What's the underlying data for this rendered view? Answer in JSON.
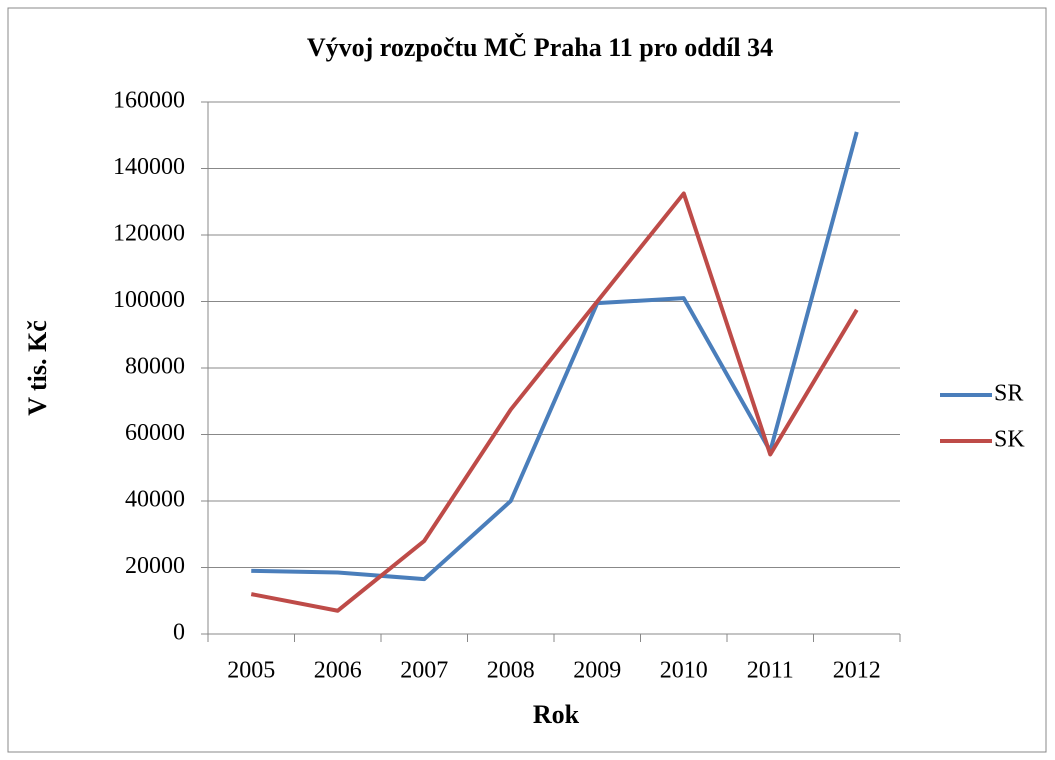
{
  "chart_data": {
    "type": "line",
    "title": "Vývoj rozpočtu MČ Praha 11 pro oddíl 34",
    "x_label": "Rok",
    "y_label": "V tis. Kč",
    "categories": [
      "2005",
      "2006",
      "2007",
      "2008",
      "2009",
      "2010",
      "2011",
      "2012"
    ],
    "series": [
      {
        "name": "SR",
        "color": "#4a7ebb",
        "values": [
          19000,
          18500,
          16500,
          40000,
          99500,
          101000,
          55000,
          151000
        ]
      },
      {
        "name": "SK",
        "color": "#be4b48",
        "values": [
          12000,
          7000,
          28000,
          67500,
          100000,
          132500,
          54000,
          97500
        ]
      }
    ],
    "ylim": [
      0,
      160000
    ],
    "yticks": [
      0,
      20000,
      40000,
      60000,
      80000,
      100000,
      120000,
      140000,
      160000
    ],
    "grid": true,
    "legend": "right"
  }
}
═══
● Directions for this task
Any pictures should be dropped; transcribe the rest of the records above exactly.

● Solution to the exercise
What's the underlying data for this rendered view? Answer in JSON.
{
  "chart_data": {
    "type": "line",
    "title": "Vývoj rozpočtu MČ Praha 11 pro oddíl 34",
    "x_label": "Rok",
    "y_label": "V tis. Kč",
    "categories": [
      "2005",
      "2006",
      "2007",
      "2008",
      "2009",
      "2010",
      "2011",
      "2012"
    ],
    "series": [
      {
        "name": "SR",
        "color": "#4a7ebb",
        "values": [
          19000,
          18500,
          16500,
          40000,
          99500,
          101000,
          55000,
          151000
        ]
      },
      {
        "name": "SK",
        "color": "#be4b48",
        "values": [
          12000,
          7000,
          28000,
          67500,
          100000,
          132500,
          54000,
          97500
        ]
      }
    ],
    "ylim": [
      0,
      160000
    ],
    "yticks": [
      0,
      20000,
      40000,
      60000,
      80000,
      100000,
      120000,
      140000,
      160000
    ],
    "grid": true,
    "legend": "right"
  }
}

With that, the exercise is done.